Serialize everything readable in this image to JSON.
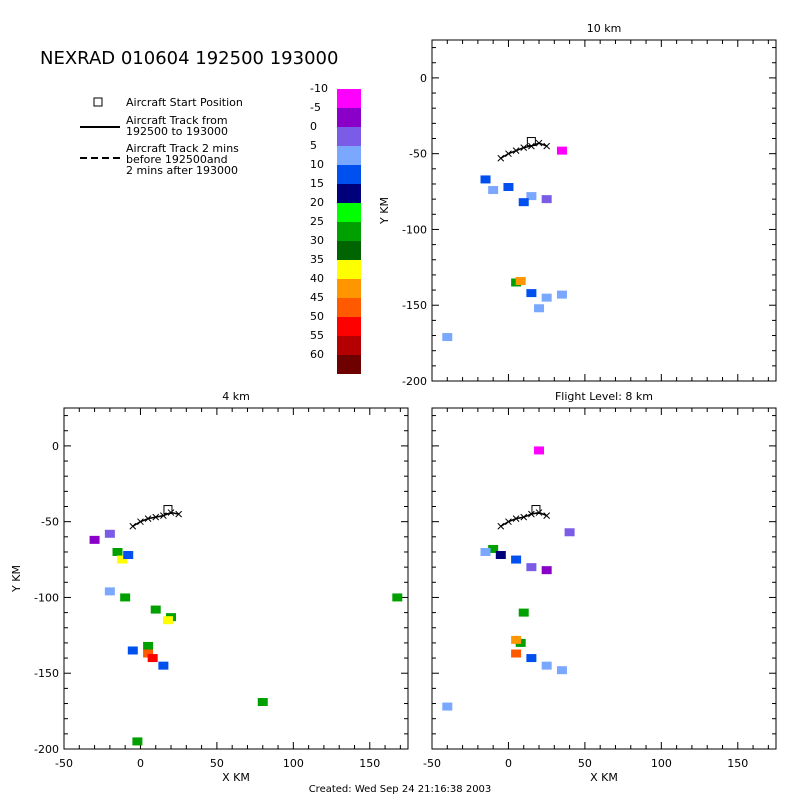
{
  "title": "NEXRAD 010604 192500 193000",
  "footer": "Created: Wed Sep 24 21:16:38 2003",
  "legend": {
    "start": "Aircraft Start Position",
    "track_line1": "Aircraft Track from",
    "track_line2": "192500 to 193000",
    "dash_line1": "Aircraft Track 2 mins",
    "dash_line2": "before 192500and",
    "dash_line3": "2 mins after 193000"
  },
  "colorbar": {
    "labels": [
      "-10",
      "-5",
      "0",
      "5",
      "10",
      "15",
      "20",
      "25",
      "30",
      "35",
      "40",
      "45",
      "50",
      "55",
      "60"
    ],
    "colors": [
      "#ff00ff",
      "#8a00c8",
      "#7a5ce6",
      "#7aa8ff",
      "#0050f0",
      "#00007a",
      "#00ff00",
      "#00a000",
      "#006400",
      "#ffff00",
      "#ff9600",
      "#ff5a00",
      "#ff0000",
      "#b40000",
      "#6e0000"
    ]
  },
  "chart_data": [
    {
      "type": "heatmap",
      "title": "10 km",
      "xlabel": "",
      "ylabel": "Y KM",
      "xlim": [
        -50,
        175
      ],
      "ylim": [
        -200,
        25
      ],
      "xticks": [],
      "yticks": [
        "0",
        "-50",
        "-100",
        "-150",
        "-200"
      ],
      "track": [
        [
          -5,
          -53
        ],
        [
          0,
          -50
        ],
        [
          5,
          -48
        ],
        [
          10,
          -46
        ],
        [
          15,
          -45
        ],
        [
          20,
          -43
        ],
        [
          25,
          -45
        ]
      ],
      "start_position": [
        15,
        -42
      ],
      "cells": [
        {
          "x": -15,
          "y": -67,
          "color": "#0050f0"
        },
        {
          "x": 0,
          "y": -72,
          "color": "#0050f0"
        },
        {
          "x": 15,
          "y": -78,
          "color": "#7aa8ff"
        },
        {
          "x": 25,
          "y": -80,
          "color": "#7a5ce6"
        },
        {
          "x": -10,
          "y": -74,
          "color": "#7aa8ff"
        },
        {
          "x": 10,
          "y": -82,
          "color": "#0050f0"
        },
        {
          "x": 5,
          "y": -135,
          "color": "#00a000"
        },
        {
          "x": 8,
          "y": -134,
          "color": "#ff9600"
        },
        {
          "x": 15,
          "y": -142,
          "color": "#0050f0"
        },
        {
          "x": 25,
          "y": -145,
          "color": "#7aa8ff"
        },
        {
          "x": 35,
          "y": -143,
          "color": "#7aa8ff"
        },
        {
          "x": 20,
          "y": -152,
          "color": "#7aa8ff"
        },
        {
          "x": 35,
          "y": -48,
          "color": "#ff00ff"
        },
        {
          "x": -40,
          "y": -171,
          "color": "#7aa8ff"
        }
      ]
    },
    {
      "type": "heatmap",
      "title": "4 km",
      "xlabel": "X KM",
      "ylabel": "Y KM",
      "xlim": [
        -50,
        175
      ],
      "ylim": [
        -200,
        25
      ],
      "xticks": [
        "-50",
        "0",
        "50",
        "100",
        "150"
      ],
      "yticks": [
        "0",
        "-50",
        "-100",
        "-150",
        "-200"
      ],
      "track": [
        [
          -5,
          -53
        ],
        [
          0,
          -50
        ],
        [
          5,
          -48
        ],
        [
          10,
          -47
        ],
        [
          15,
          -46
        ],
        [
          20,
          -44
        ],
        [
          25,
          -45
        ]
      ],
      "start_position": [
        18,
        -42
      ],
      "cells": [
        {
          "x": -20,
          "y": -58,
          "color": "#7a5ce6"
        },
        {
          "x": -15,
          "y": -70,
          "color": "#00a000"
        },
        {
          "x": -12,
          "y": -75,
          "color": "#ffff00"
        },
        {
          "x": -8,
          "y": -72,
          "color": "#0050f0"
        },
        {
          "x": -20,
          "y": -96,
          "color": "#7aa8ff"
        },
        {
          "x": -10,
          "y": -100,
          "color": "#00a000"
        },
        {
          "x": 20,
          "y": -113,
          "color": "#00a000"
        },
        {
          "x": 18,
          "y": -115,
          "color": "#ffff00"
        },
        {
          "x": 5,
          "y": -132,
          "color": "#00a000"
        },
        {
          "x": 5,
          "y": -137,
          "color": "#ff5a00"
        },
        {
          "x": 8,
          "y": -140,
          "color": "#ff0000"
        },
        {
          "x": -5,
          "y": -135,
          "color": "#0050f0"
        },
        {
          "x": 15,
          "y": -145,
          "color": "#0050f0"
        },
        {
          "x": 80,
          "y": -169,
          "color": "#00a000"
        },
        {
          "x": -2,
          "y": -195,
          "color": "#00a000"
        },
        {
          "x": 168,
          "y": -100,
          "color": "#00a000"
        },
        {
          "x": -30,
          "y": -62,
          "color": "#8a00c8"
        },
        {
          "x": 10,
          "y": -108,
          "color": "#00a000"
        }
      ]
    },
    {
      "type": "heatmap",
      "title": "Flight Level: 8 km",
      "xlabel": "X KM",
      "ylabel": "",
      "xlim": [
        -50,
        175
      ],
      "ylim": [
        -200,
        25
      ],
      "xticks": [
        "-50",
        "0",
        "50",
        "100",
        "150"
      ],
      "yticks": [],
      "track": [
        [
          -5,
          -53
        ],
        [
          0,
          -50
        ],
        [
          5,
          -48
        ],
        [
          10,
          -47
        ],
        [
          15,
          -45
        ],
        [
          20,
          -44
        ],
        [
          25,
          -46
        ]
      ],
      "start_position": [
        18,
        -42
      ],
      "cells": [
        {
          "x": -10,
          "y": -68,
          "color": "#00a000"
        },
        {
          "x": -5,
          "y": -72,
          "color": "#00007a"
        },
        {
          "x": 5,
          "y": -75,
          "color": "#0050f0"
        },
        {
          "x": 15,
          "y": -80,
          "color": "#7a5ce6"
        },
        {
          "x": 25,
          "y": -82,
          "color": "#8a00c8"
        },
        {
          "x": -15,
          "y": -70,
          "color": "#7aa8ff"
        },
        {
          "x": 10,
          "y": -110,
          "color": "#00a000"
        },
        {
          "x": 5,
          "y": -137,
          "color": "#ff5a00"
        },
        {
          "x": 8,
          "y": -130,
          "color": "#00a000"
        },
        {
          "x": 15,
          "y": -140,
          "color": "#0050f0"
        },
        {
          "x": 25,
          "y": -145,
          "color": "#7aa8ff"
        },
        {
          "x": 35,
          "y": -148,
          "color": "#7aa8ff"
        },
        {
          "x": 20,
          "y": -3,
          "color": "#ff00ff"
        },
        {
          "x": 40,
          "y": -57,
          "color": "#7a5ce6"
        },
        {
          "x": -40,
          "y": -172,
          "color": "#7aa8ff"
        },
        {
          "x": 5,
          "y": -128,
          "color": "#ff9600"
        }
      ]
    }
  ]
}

========

= To do =
In the entries above, identify every line with the string "mins".

= Correct response =
    "dash_line1": "Aircraft Track 2 mins",
    "dash_line3": "2 mins after 193000"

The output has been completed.